GIVEN EXERCISE
Which lines hold the word "title"? Copy each one.

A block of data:

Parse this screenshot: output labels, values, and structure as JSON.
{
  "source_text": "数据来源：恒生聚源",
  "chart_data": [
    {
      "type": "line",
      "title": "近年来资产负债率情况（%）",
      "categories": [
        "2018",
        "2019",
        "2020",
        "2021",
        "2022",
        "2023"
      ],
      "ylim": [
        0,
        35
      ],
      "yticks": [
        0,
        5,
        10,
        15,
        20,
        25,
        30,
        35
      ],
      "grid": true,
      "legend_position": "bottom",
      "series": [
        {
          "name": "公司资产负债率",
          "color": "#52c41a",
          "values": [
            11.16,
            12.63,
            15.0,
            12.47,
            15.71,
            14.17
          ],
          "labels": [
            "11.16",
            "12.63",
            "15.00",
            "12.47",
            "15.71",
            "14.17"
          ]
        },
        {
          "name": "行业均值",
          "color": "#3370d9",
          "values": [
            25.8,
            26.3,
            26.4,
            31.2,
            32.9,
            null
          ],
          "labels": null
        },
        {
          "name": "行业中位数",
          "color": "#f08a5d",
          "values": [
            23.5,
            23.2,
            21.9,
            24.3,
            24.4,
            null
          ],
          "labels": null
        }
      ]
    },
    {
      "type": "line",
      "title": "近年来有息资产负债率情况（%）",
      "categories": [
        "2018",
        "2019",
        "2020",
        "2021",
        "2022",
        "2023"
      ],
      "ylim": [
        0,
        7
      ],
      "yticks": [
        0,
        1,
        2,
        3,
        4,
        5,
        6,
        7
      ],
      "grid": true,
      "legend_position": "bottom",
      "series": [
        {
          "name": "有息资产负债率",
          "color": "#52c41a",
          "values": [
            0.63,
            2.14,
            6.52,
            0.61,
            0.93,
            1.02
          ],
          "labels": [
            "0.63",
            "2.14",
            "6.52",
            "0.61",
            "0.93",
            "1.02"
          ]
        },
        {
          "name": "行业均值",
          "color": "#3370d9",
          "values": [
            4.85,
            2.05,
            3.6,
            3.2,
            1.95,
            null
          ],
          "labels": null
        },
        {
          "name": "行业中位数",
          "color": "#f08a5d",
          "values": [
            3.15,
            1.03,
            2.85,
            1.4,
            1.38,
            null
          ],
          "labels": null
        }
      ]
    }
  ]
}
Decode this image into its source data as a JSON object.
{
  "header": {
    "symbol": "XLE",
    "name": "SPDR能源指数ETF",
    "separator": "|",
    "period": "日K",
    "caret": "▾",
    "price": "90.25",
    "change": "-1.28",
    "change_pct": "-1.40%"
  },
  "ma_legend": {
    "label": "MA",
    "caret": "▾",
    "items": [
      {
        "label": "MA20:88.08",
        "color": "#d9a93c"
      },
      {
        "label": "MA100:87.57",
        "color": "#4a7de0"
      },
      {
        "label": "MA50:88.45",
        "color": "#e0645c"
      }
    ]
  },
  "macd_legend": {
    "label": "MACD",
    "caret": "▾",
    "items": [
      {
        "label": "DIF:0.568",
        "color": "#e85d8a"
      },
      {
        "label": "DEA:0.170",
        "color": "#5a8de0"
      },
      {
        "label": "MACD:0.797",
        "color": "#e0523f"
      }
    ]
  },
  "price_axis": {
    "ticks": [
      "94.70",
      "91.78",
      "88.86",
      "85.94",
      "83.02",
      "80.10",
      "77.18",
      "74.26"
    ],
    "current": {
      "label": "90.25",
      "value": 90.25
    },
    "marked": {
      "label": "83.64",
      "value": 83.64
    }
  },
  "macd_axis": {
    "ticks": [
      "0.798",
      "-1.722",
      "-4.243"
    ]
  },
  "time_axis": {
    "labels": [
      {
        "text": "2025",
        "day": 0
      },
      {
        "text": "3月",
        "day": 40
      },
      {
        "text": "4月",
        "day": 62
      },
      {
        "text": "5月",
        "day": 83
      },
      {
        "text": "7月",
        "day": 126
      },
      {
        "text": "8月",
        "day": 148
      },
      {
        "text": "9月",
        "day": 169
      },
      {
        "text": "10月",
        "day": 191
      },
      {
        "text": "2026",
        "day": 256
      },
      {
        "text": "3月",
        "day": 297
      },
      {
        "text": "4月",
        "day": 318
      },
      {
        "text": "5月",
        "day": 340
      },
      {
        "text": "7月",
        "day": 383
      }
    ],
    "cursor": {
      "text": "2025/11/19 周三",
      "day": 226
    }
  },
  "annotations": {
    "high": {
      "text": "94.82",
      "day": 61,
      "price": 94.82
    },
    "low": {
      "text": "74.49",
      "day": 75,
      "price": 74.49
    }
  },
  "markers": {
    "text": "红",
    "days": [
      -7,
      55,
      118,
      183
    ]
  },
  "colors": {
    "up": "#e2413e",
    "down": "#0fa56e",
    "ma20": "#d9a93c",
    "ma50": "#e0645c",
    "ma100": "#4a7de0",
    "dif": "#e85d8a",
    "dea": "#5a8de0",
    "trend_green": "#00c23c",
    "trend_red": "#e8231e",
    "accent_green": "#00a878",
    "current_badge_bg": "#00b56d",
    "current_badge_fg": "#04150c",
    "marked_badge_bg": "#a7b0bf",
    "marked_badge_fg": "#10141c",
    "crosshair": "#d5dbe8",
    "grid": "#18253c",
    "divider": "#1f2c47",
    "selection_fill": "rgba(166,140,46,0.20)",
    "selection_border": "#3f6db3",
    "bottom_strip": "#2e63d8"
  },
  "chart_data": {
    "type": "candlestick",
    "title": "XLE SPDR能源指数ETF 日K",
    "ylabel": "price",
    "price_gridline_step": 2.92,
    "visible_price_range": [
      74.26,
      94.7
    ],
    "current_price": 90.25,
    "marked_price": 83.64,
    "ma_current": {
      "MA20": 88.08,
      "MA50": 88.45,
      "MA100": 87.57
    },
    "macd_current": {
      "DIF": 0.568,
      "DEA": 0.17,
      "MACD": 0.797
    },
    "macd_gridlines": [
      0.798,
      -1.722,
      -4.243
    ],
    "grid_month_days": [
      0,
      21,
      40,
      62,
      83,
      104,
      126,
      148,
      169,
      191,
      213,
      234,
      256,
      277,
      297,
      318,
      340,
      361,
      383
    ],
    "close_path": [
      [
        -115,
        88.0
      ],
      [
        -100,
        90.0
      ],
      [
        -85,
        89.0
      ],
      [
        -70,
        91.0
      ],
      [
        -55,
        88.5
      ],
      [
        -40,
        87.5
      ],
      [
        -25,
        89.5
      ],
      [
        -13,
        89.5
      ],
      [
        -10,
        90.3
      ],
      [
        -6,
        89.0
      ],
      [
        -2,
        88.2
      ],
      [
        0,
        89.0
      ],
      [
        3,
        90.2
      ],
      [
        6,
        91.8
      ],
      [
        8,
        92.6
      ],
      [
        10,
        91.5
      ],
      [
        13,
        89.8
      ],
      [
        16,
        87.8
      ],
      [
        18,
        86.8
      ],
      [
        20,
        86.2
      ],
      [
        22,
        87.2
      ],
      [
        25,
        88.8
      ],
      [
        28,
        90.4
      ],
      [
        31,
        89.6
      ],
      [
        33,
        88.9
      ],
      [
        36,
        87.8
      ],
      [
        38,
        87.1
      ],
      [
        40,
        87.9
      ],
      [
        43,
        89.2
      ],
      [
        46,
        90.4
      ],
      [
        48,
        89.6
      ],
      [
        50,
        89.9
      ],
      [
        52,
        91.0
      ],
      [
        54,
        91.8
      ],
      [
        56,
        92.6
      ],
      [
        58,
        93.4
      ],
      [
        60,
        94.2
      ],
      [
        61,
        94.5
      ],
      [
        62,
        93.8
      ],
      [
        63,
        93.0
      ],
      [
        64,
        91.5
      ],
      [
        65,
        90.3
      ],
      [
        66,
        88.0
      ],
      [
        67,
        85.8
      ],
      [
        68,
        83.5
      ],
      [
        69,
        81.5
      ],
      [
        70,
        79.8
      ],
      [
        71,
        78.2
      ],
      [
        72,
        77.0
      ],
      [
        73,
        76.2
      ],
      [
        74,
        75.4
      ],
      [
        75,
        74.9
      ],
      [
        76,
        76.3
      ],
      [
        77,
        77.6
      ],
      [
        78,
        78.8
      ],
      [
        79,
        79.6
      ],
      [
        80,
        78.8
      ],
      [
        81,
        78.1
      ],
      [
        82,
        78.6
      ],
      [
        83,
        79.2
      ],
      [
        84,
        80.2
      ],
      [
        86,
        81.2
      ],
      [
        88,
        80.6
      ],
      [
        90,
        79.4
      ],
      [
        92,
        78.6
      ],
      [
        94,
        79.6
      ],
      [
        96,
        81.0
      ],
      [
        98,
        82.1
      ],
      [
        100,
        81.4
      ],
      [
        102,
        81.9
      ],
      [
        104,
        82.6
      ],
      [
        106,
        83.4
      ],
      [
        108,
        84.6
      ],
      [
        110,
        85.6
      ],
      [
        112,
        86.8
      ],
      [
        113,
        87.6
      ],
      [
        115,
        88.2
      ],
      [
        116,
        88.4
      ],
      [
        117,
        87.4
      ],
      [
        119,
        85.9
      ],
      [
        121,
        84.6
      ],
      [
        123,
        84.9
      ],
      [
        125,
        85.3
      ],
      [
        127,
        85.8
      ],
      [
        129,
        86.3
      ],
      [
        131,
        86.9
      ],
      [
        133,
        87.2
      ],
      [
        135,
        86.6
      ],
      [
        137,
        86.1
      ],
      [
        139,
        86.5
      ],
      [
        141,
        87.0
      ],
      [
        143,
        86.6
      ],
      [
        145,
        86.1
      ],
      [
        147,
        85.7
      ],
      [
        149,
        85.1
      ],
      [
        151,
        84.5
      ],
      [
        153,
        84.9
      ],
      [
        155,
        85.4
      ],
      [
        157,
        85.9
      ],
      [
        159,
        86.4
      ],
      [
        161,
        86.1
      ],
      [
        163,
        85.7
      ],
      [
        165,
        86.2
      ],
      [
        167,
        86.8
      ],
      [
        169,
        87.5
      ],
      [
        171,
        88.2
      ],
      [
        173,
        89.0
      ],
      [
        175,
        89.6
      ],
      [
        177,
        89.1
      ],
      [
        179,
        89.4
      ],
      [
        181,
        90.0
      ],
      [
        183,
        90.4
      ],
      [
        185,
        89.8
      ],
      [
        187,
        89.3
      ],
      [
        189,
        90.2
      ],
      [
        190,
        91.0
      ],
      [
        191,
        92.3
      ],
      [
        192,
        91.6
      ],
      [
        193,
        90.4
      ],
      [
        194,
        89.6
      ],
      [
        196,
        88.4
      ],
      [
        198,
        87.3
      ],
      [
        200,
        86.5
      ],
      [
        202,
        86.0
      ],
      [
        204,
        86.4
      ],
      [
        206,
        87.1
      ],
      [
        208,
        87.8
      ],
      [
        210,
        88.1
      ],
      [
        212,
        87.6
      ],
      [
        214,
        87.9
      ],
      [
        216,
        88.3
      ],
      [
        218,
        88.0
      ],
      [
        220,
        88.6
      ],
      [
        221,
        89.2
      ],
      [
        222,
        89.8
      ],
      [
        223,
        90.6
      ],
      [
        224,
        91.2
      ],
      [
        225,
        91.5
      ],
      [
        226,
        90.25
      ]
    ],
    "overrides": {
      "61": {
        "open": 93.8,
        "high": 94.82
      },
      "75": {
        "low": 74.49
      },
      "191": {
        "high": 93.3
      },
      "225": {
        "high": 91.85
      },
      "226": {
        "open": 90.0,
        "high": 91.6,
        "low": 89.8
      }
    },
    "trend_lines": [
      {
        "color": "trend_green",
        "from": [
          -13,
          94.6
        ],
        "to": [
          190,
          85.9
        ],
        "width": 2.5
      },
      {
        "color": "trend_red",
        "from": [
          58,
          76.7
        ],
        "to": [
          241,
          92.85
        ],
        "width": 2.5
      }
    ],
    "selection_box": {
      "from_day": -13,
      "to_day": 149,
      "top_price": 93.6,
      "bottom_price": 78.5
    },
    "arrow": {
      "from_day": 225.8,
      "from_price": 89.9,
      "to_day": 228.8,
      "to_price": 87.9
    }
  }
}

OUTPUT OF THE EXERCISE
      "title": "近年来资产负债率情况（%）",
      "title": "近年来有息资产负债率情况（%）",
    "title": "XLE SPDR能源指数ETF 日K",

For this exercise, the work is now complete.